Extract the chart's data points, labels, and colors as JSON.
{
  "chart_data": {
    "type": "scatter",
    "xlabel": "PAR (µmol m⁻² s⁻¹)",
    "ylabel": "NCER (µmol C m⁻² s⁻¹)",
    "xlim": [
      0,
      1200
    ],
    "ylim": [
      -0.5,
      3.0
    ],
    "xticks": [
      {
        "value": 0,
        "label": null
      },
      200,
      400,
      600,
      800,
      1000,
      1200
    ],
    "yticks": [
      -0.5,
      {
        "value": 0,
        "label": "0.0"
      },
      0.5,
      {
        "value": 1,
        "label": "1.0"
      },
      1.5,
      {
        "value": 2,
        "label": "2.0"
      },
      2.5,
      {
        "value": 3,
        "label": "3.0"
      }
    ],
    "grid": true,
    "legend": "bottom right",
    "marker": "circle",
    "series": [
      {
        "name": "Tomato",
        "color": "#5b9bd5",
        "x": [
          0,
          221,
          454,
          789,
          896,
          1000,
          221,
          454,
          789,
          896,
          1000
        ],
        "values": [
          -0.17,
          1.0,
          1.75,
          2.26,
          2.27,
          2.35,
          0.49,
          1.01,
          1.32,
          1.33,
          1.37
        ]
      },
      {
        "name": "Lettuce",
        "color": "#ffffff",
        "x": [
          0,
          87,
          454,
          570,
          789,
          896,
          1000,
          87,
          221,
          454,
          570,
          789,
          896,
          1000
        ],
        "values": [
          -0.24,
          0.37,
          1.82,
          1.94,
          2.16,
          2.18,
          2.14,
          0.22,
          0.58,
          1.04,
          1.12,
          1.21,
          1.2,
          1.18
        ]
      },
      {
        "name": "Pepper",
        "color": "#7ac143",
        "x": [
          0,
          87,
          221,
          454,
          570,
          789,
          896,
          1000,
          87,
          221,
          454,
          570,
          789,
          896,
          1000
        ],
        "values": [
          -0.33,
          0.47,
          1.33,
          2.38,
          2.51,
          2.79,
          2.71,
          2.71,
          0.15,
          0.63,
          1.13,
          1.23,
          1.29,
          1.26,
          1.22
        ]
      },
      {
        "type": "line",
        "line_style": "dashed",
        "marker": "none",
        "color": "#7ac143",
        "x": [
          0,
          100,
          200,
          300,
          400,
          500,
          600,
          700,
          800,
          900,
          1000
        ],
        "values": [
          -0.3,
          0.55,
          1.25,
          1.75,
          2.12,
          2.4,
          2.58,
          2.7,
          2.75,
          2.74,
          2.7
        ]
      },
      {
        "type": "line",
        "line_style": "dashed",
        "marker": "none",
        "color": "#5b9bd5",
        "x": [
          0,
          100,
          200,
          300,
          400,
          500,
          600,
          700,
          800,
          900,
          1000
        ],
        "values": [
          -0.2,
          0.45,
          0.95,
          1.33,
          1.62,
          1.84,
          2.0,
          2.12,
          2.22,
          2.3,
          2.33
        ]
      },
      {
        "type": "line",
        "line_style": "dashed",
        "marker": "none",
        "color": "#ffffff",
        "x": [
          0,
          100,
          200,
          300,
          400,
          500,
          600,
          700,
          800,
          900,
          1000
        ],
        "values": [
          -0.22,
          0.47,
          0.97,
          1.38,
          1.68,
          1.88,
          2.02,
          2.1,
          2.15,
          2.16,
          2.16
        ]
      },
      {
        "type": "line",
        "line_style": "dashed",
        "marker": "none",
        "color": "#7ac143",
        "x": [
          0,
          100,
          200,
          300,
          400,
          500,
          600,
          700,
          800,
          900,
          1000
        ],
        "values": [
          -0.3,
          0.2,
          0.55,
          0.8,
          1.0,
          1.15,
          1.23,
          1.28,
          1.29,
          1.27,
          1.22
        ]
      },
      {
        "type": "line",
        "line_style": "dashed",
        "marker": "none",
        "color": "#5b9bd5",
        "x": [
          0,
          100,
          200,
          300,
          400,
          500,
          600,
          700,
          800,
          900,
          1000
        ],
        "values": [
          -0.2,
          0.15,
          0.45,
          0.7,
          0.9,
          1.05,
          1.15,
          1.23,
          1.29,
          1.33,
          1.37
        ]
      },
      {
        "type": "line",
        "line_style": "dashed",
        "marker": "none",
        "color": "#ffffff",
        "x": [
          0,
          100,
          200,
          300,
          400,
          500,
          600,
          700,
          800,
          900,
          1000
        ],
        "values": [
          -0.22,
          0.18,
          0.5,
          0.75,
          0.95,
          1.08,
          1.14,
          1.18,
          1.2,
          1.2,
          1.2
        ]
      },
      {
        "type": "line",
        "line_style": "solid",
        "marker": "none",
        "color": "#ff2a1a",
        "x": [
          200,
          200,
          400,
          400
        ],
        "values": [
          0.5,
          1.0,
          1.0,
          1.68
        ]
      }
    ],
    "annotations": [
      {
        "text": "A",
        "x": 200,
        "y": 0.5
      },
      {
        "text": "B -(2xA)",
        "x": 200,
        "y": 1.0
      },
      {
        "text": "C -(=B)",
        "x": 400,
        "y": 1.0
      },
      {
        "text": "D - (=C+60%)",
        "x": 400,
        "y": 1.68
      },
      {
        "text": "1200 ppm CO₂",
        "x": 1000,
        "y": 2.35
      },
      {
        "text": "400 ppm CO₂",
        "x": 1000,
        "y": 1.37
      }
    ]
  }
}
+ + + +
**Exercise prompt**
Extract each line of the listing above, copying it word for word.

**Correct output**
Extract the chart's data points, labels, and colors as JSON.
{
  "chart_data": {
    "type": "scatter",
    "xlabel": "PAR (µmol m⁻² s⁻¹)",
    "ylabel": "NCER (µmol C m⁻² s⁻¹)",
    "xlim": [
      0,
      1200
    ],
    "ylim": [
      -0.5,
      3.0
    ],
    "xticks": [
      {
        "value": 0,
        "label": null
      },
      200,
      400,
      600,
      800,
      1000,
      1200
    ],
    "yticks": [
      -0.5,
      {
        "value": 0,
        "label": "0.0"
      },
      0.5,
      {
        "value": 1,
        "label": "1.0"
      },
      1.5,
      {
        "value": 2,
        "label": "2.0"
      },
      2.5,
      {
        "value": 3,
        "label": "3.0"
      }
    ],
    "grid": true,
    "legend": "bottom right",
    "marker": "circle",
    "series": [
      {
        "name": "Tomato",
        "color": "#5b9bd5",
        "x": [
          0,
          221,
          454,
          789,
          896,
          1000,
          221,
          454,
          789,
          896,
          1000
        ],
        "values": [
          -0.17,
          1.0,
          1.75,
          2.26,
          2.27,
          2.35,
          0.49,
          1.01,
          1.32,
          1.33,
          1.37
        ]
      },
      {
        "name": "Lettuce",
        "color": "#ffffff",
        "x": [
          0,
          87,
          454,
          570,
          789,
          896,
          1000,
          87,
          221,
          454,
          570,
          789,
          896,
          1000
        ],
        "values": [
          -0.24,
          0.37,
          1.82,
          1.94,
          2.16,
          2.18,
          2.14,
          0.22,
          0.58,
          1.04,
          1.12,
          1.21,
          1.2,
          1.18
        ]
      },
      {
        "name": "Pepper",
        "color": "#7ac143",
        "x": [
          0,
          87,
          221,
          454,
          570,
          789,
          896,
          1000,
          87,
          221,
          454,
          570,
          789,
          896,
          1000
        ],
        "values": [
          -0.33,
          0.47,
          1.33,
          2.38,
          2.51,
          2.79,
          2.71,
          2.71,
          0.15,
          0.63,
          1.13,
          1.23,
          1.29,
          1.26,
          1.22
        ]
      },
      {
        "type": "line",
        "line_style": "dashed",
        "marker": "none",
        "color": "#7ac143",
        "x": [
          0,
          100,
          200,
          300,
          400,
          500,
          600,
          700,
          800,
          900,
          1000
        ],
        "values": [
          -0.3,
          0.55,
          1.25,
          1.75,
          2.12,
          2.4,
          2.58,
          2.7,
          2.75,
          2.74,
          2.7
        ]
      },
      {
        "type": "line",
        "line_style": "dashed",
        "marker": "none",
        "color": "#5b9bd5",
        "x": [
          0,
          100,
          200,
          300,
          400,
          500,
          600,
          700,
          800,
          900,
          1000
        ],
        "values": [
          -0.2,
          0.45,
          0.95,
          1.33,
          1.62,
          1.84,
          2.0,
          2.12,
          2.22,
          2.3,
          2.33
        ]
      },
      {
        "type": "line",
        "line_style": "dashed",
        "marker": "none",
        "color": "#ffffff",
        "x": [
          0,
          100,
          200,
          300,
          400,
          500,
          600,
          700,
          800,
          900,
          1000
        ],
        "values": [
          -0.22,
          0.47,
          0.97,
          1.38,
          1.68,
          1.88,
          2.02,
          2.1,
          2.15,
          2.16,
          2.16
        ]
      },
      {
        "type": "line",
        "line_style": "dashed",
        "marker": "none",
        "color": "#7ac143",
        "x": [
          0,
          100,
          200,
          300,
          400,
          500,
          600,
          700,
          800,
          900,
          1000
        ],
        "values": [
          -0.3,
          0.2,
          0.55,
          0.8,
          1.0,
          1.15,
          1.23,
          1.28,
          1.29,
          1.27,
          1.22
        ]
      },
      {
        "type": "line",
        "line_style": "dashed",
        "marker": "none",
        "color": "#5b9bd5",
        "x": [
          0,
          100,
          200,
          300,
          400,
          500,
          600,
          700,
          800,
          900,
          1000
        ],
        "values": [
          -0.2,
          0.15,
          0.45,
          0.7,
          0.9,
          1.05,
          1.15,
          1.23,
          1.29,
          1.33,
          1.37
        ]
      },
      {
        "type": "line",
        "line_style": "dashed",
        "marker": "none",
        "color": "#ffffff",
        "x": [
          0,
          100,
          200,
          300,
          400,
          500,
          600,
          700,
          800,
          900,
          1000
        ],
        "values": [
          -0.22,
          0.18,
          0.5,
          0.75,
          0.95,
          1.08,
          1.14,
          1.18,
          1.2,
          1.2,
          1.2
        ]
      },
      {
        "type": "line",
        "line_style": "solid",
        "marker": "none",
        "color": "#ff2a1a",
        "x": [
          200,
          200,
          400,
          400
        ],
        "values": [
          0.5,
          1.0,
          1.0,
          1.68
        ]
      }
    ],
    "annotations": [
      {
        "text": "A",
        "x": 200,
        "y": 0.5
      },
      {
        "text": "B -(2xA)",
        "x": 200,
        "y": 1.0
      },
      {
        "text": "C -(=B)",
        "x": 400,
        "y": 1.0
      },
      {
        "text": "D - (=C+60%)",
        "x": 400,
        "y": 1.68
      },
      {
        "text": "1200 ppm CO₂",
        "x": 1000,
        "y": 2.35
      },
      {
        "text": "400 ppm CO₂",
        "x": 1000,
        "y": 1.37
      }
    ]
  }
}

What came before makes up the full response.